**YOUR GOAL:** Without the images, output each record below as it stands.

▼▼▼

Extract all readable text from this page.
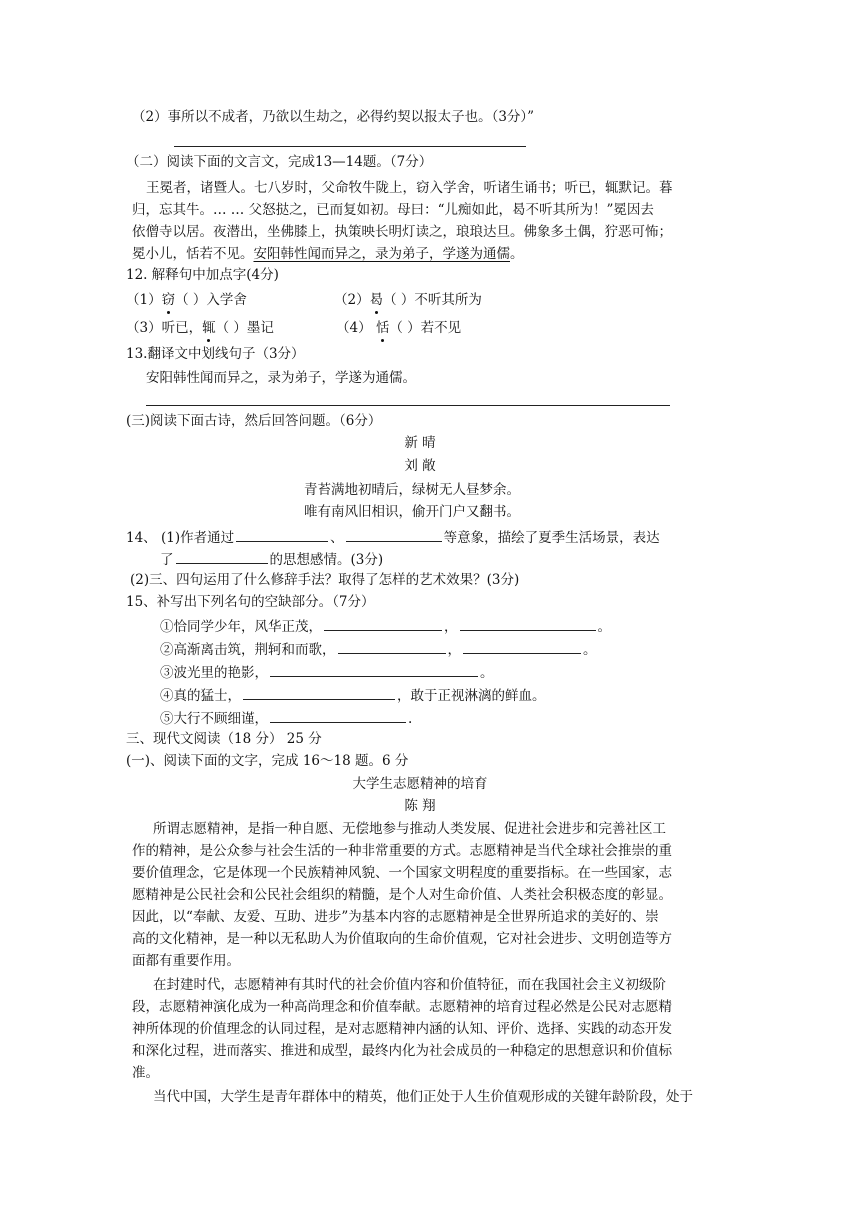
（2）事所以不成者，乃欲以生劫之，必得约契以报太子也。（3分）”
（二）阅读下面的文言文，完成13—14题。（7分）
王冕者，诸暨人。七八岁时，父命牧牛陇上，窃入学舍，听诸生诵书；听已，辄默记。暮
归，忘其牛。… … 父怒挞之，已而复如初。母曰：“儿痴如此，曷不听其所为！”冕因去
依僧寺以居。夜潜出，坐佛膝上，执策映长明灯读之，琅琅达旦。佛象多土偶，狞恶可怖；
冕小儿，恬若不见。安阳韩性闻而异之，录为弟子，学遂为通儒。
12. 解释句中加点字(4分)
（1）窃（ ）入学舍	（2）曷（ ）不听其所为
（3）听已，辄（ ）墨记	（4） 恬（ ）若不见
13.翻译文中划线句子（3分）
安阳韩性闻而异之，录为弟子，学遂为通儒。
(三)阅读下面古诗，然后回答问题。（6分）
新 晴
刘 敞
青苔满地初晴后，绿树无人昼梦余。
唯有南风旧相识，偷开门户又翻书。
14、 (1)作者通过	、	等意象，描绘了夏季生活场景，表达
了	的思想感情。(3分)
(2)三、四句运用了什么修辞手法？取得了怎样的艺术效果？(3分)
15、补写出下列名句的空缺部分。（7分）
①恰同学少年，风华正茂，	，	。
②高渐离击筑，荆轲和而歌，	，	。
③波光里的艳影，	。
④真的猛士，	，敢于正视淋漓的鲜血。
⑤大行不顾细谨，	.
三、现代文阅读（18 分） 25 分
(一)、阅读下面的文字，完成 16～18 题。6 分
大学生志愿精神的培育
陈 翔
所谓志愿精神，是指一种自愿、无偿地参与推动人类发展、促进社会进步和完善社区工
作的精神，是公众参与社会生活的一种非常重要的方式。志愿精神是当代全球社会推崇的重
要价值理念，它是体现一个民族精神风貌、一个国家文明程度的重要指标。在一些国家，志
愿精神是公民社会和公民社会组织的精髓，是个人对生命价值、人类社会积极态度的彰显。
因此，以“奉献、友爱、互助、进步”为基本内容的志愿精神是全世界所追求的美好的、崇
高的文化精神，是一种以无私助人为价值取向的生命价值观，它对社会进步、文明创造等方
面都有重要作用。
在封建时代，志愿精神有其时代的社会价值内容和价值特征，而在我国社会主义初级阶
段，志愿精神演化成为一种高尚理念和价值奉献。志愿精神的培育过程必然是公民对志愿精
神所体现的价值理念的认同过程，是对志愿精神内涵的认知、评价、选择、实践的动态开发
和深化过程，进而落实、推进和成型，最终内化为社会成员的一种稳定的思想意识和价值标
准。
当代中国，大学生是青年群体中的精英，他们正处于人生价值观形成的关键年龄阶段，处于
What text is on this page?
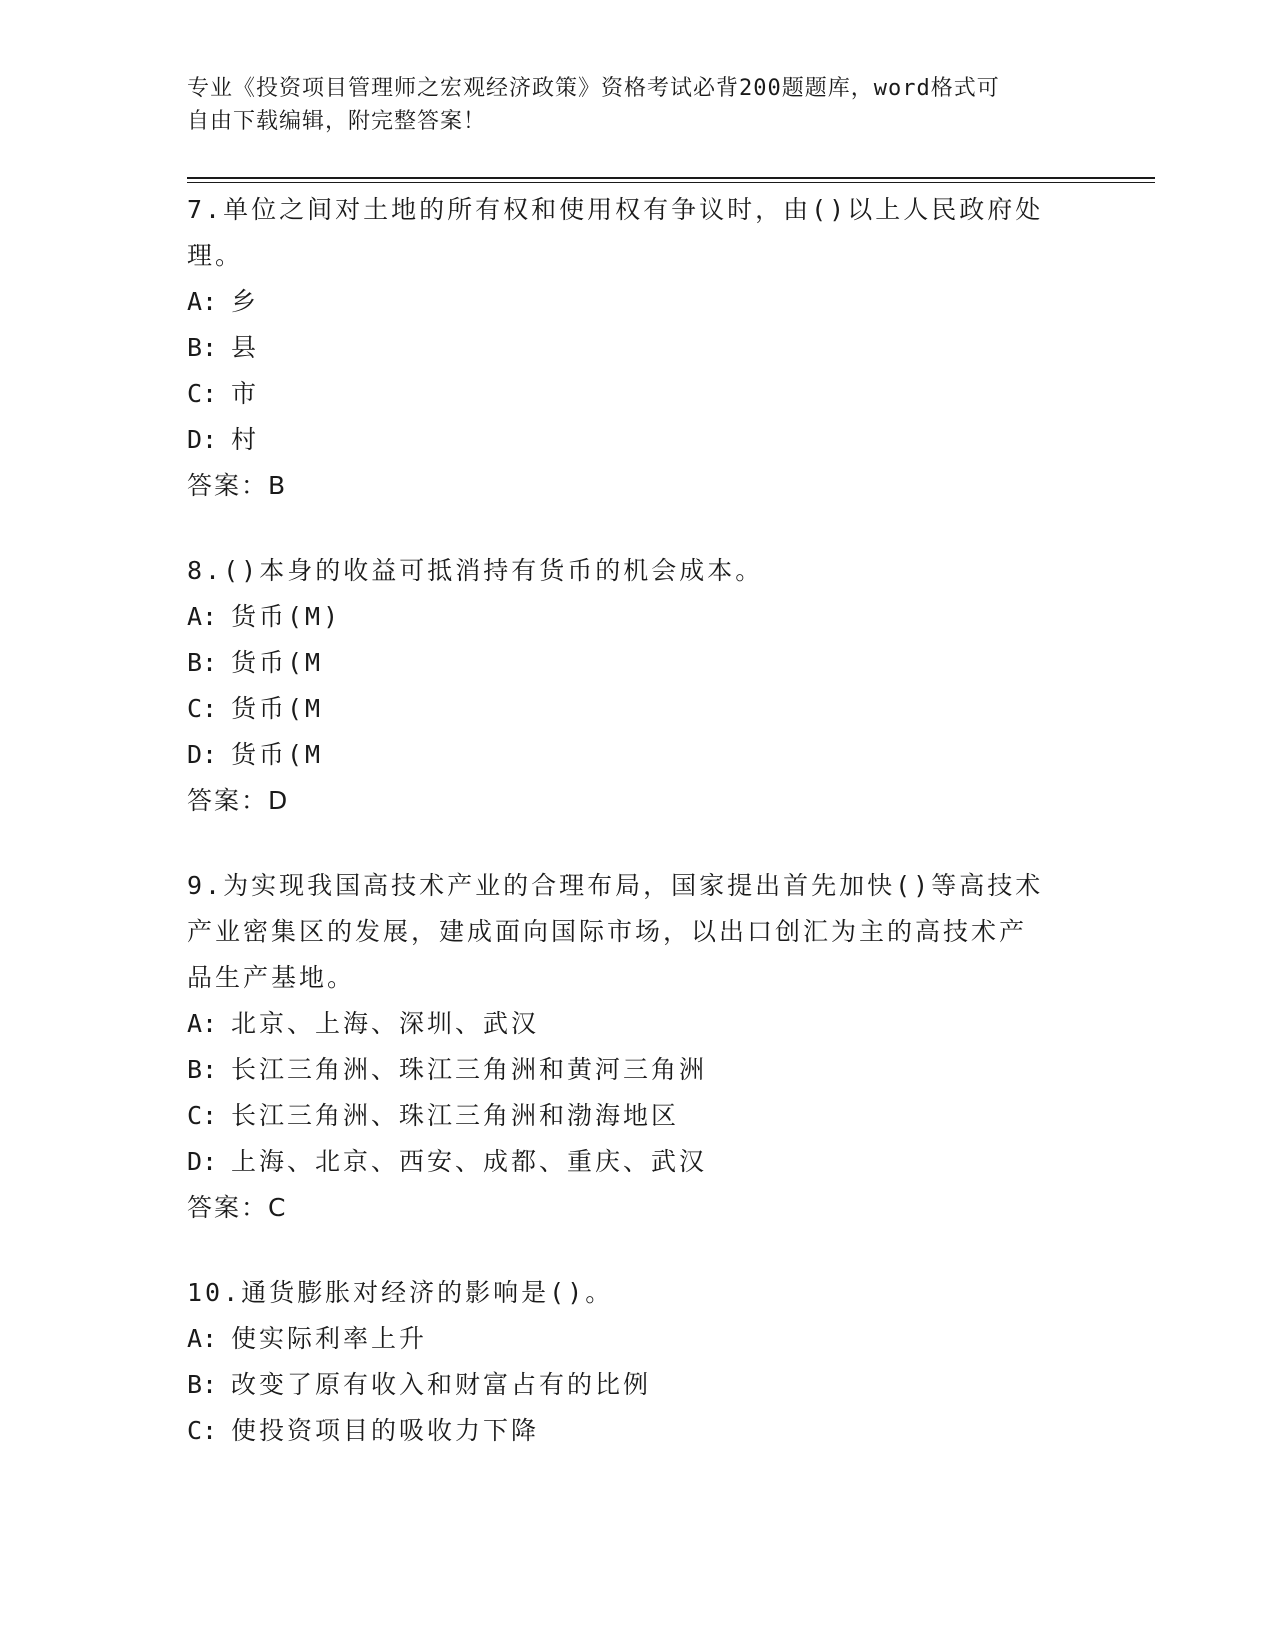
专业《投资项目管理师之宏观经济政策》资格考试必背200题题库，word格式可
自由下载编辑，附完整答案！
7.单位之间对土地的所有权和使用权有争议时，由()以上人民政府处
理。
A: 乡
B: 县
C: 市
D: 村
答案：B
8.()本身的收益可抵消持有货币的机会成本。
A: 货币(M)
B: 货币(M
C: 货币(M
D: 货币(M
答案：D
9.为实现我国高技术产业的合理布局，国家提出首先加快()等高技术
产业密集区的发展，建成面向国际市场，以出口创汇为主的高技术产
品生产基地。
A: 北京、上海、深圳、武汉
B: 长江三角洲、珠江三角洲和黄河三角洲
C: 长江三角洲、珠江三角洲和渤海地区
D: 上海、北京、西安、成都、重庆、武汉
答案：C
10.通货膨胀对经济的影响是()。
A: 使实际利率上升
B: 改变了原有收入和财富占有的比例
C: 使投资项目的吸收力下降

▲▲▲

**EXPECTED ANSWER:**
Extract all readable text from this page.
（2）事所以不成者，乃欲以生劫之，必得约契以报太子也。（3分）”
（二）阅读下面的文言文，完成13—14题。（7分）
王冕者，诸暨人。七八岁时，父命牧牛陇上，窃入学舍，听诸生诵书；听已，辄默记。暮
归，忘其牛。… … 父怒挞之，已而复如初。母曰：“儿痴如此，曷不听其所为！”冕因去
依僧寺以居。夜潜出，坐佛膝上，执策映长明灯读之，琅琅达旦。佛象多土偶，狞恶可怖；
冕小儿，恬若不见。安阳韩性闻而异之，录为弟子，学遂为通儒。
12. 解释句中加点字(4分)
（1）窃（ ）入学舍	（2）曷（ ）不听其所为
（3）听已，辄（ ）墨记	（4） 恬（ ）若不见
13.翻译文中划线句子（3分）
安阳韩性闻而异之，录为弟子，学遂为通儒。
(三)阅读下面古诗，然后回答问题。（6分）
新 晴
刘 敞
青苔满地初晴后，绿树无人昼梦余。
唯有南风旧相识，偷开门户又翻书。
14、 (1)作者通过	、	等意象，描绘了夏季生活场景，表达
了	的思想感情。(3分)
(2)三、四句运用了什么修辞手法？取得了怎样的艺术效果？(3分)
15、补写出下列名句的空缺部分。（7分）
①恰同学少年，风华正茂，	，	。
②高渐离击筑，荆轲和而歌，	，	。
③波光里的艳影，	。
④真的猛士，	，敢于正视淋漓的鲜血。
⑤大行不顾细谨，	.
三、现代文阅读（18 分） 25 分
(一)、阅读下面的文字，完成 16～18 题。6 分
大学生志愿精神的培育
陈 翔
所谓志愿精神，是指一种自愿、无偿地参与推动人类发展、促进社会进步和完善社区工
作的精神，是公众参与社会生活的一种非常重要的方式。志愿精神是当代全球社会推崇的重
要价值理念，它是体现一个民族精神风貌、一个国家文明程度的重要指标。在一些国家，志
愿精神是公民社会和公民社会组织的精髓，是个人对生命价值、人类社会积极态度的彰显。
因此，以“奉献、友爱、互助、进步”为基本内容的志愿精神是全世界所追求的美好的、崇
高的文化精神，是一种以无私助人为价值取向的生命价值观，它对社会进步、文明创造等方
面都有重要作用。
在封建时代，志愿精神有其时代的社会价值内容和价值特征，而在我国社会主义初级阶
段，志愿精神演化成为一种高尚理念和价值奉献。志愿精神的培育过程必然是公民对志愿精
神所体现的价值理念的认同过程，是对志愿精神内涵的认知、评价、选择、实践的动态开发
和深化过程，进而落实、推进和成型，最终内化为社会成员的一种稳定的思想意识和价值标
准。
当代中国，大学生是青年群体中的精英，他们正处于人生价值观形成的关键年龄阶段，处于
What text is on this page?
专业《投资项目管理师之宏观经济政策》资格考试必背200题题库，word格式可
自由下载编辑，附完整答案！
7.单位之间对土地的所有权和使用权有争议时，由()以上人民政府处
理。
A: 乡
B: 县
C: 市
D: 村
答案：B
8.()本身的收益可抵消持有货币的机会成本。
A: 货币(M)
B: 货币(M
C: 货币(M
D: 货币(M
答案：D
9.为实现我国高技术产业的合理布局，国家提出首先加快()等高技术
产业密集区的发展，建成面向国际市场，以出口创汇为主的高技术产
品生产基地。
A: 北京、上海、深圳、武汉
B: 长江三角洲、珠江三角洲和黄河三角洲
C: 长江三角洲、珠江三角洲和渤海地区
D: 上海、北京、西安、成都、重庆、武汉
答案：C
10.通货膨胀对经济的影响是()。
A: 使实际利率上升
B: 改变了原有收入和财富占有的比例
C: 使投资项目的吸收力下降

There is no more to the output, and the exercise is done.